■ **PROBLEM TO SOLVE**:
Copy out every line in which the string "Introduce" occurs.

■ **EXERCISE DATA**:
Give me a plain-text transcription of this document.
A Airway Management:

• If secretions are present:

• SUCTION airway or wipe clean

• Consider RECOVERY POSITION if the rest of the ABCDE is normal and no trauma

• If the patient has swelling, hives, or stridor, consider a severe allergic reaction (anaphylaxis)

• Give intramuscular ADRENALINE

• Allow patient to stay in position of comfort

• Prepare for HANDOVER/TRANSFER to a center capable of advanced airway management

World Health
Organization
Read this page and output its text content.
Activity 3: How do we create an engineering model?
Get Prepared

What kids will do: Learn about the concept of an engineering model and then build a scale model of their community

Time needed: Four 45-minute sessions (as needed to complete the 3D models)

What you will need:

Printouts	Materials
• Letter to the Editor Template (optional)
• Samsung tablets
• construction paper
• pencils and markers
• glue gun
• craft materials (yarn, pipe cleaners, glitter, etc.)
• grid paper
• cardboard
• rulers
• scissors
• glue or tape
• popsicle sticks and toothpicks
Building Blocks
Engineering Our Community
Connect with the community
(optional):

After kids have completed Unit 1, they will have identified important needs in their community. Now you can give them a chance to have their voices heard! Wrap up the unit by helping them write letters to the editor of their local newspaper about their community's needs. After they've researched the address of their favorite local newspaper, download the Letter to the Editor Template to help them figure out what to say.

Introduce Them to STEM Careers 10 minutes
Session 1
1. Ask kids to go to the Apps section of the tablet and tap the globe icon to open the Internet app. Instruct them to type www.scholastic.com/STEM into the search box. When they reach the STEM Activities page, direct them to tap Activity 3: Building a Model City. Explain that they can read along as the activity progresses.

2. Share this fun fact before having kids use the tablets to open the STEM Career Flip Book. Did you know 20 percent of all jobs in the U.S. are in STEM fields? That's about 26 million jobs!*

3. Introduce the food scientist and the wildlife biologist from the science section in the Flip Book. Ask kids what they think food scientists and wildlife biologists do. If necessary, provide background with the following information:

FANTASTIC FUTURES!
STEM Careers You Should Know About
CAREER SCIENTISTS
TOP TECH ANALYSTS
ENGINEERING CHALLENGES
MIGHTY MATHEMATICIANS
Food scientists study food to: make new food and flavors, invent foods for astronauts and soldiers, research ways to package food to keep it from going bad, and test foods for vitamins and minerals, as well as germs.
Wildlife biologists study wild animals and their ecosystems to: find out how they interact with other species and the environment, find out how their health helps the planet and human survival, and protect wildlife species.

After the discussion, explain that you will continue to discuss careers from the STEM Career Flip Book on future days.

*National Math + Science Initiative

■ **THE OUTPUT**:
Introduce Them to STEM Careers 10 minutes
3. Introduce the food scientist and the wildlife biologist from the science section in the Flip Book. Ask kids what they think food scientists and wildlife biologists do. If necessary, provide background with the following information:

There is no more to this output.